The definition of the study cost perspective (episode costs) is both a strength (focus on ED services) and a limitation (lack of measures capturing the societal effect of DD). As opposed to the diagnosis-related grouping (DRG) tariff (based on national averages), the data on which this outcomes measure is based provide the number of available tariffs and thereby the actual variation in episode costs, which is a major strength. Unfortunately, this database suffers from missing data. Our mixed effect models are capable of handling missing data [29, 30].
━━━━
Answer these questions from the passage on episode costs.
1. What is named as the strength of defining the study cost perspective as episode costs?
2. What is the diagnosis-related grouping (DRG) tariff based on?
3. What problem does the database suffer from?

_Entries provided_
━━━━
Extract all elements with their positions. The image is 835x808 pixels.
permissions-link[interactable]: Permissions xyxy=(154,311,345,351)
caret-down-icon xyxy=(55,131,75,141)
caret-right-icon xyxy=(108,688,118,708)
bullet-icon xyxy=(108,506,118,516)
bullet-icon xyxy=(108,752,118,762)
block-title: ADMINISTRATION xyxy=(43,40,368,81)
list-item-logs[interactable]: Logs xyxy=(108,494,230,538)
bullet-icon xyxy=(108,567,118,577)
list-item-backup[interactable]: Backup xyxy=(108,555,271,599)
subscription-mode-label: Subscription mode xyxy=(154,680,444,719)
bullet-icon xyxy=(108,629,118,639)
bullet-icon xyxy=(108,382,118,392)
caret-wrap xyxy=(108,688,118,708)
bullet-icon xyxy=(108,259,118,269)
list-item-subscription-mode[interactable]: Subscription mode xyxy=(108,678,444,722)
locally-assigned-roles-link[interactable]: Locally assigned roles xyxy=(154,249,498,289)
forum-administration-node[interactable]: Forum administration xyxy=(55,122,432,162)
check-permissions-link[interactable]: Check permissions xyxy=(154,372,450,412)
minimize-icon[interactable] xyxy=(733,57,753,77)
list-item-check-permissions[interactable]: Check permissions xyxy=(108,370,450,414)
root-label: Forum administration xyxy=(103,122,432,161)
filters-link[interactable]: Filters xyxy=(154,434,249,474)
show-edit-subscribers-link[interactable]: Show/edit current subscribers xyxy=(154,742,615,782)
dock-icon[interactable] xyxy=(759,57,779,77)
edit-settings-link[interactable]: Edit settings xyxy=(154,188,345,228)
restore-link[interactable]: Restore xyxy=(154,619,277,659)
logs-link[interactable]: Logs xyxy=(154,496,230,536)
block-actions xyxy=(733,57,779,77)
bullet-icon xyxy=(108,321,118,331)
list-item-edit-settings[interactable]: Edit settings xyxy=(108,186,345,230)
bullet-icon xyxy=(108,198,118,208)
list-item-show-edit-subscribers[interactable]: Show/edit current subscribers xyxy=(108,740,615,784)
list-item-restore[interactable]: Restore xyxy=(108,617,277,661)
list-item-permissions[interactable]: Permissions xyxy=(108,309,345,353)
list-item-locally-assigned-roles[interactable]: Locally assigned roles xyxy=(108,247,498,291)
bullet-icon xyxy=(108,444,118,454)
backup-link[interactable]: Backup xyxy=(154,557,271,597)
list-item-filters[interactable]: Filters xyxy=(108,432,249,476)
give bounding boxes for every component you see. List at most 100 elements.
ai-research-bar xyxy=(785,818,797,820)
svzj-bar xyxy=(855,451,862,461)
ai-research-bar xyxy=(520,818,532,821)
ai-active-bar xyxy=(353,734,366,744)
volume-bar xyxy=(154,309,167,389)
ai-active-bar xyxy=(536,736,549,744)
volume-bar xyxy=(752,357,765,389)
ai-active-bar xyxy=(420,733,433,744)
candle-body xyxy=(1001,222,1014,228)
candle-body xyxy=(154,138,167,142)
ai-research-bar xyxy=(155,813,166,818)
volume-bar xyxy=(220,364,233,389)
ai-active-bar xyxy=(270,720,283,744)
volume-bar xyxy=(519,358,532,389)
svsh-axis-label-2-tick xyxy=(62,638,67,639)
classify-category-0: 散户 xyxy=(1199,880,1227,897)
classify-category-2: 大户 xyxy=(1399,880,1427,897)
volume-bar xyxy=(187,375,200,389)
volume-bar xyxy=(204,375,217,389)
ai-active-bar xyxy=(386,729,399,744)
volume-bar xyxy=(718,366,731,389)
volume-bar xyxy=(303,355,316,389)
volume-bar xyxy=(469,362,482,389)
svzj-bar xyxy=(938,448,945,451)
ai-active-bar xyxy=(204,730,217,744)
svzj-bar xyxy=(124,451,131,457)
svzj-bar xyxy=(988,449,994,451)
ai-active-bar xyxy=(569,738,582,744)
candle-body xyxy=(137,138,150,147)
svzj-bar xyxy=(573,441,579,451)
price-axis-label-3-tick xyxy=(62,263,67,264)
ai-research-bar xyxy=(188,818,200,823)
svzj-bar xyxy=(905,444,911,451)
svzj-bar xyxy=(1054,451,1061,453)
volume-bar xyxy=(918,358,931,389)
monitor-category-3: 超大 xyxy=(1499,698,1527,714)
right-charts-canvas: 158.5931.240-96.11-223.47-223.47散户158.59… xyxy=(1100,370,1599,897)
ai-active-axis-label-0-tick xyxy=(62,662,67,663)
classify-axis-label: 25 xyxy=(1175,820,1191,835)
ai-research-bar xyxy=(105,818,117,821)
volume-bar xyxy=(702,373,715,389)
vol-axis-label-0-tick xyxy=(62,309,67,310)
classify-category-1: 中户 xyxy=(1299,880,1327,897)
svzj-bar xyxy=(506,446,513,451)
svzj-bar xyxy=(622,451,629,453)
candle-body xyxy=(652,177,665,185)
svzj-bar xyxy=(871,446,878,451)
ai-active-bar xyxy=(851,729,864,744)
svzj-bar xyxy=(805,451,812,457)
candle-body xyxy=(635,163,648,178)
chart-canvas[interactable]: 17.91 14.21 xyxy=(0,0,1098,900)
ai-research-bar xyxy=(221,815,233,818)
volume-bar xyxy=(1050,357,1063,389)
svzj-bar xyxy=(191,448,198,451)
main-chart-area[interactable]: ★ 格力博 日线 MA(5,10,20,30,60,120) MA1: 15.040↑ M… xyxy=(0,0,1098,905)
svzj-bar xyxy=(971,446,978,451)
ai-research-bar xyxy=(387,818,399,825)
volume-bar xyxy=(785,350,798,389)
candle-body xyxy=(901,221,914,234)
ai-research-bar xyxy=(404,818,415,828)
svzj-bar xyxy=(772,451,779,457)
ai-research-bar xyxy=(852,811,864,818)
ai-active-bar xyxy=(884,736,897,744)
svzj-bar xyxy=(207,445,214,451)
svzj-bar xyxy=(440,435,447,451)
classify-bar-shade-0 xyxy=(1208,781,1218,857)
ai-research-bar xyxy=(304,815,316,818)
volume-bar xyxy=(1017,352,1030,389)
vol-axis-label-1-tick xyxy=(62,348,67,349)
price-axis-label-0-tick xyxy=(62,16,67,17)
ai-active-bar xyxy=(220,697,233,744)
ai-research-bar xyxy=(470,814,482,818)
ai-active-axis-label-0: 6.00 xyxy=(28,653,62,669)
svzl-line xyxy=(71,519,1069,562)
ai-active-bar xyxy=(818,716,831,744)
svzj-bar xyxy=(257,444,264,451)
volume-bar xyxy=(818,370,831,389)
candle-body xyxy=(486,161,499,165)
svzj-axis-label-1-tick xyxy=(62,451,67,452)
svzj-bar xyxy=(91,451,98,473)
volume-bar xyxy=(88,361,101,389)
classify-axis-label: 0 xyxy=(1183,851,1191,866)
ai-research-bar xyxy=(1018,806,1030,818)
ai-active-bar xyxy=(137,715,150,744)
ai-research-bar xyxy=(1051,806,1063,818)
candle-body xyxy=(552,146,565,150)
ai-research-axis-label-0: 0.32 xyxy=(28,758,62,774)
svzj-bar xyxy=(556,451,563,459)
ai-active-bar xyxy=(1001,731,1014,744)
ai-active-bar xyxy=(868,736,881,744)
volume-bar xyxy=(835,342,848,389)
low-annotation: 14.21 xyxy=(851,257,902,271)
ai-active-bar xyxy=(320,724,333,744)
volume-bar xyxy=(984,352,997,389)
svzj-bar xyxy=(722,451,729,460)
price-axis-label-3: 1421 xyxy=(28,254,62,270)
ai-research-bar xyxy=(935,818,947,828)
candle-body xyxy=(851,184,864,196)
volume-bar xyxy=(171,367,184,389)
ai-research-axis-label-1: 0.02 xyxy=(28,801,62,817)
━━━━
_Expected answer_
1. Its focus on ED services.
2. National averages.
3. Missing data.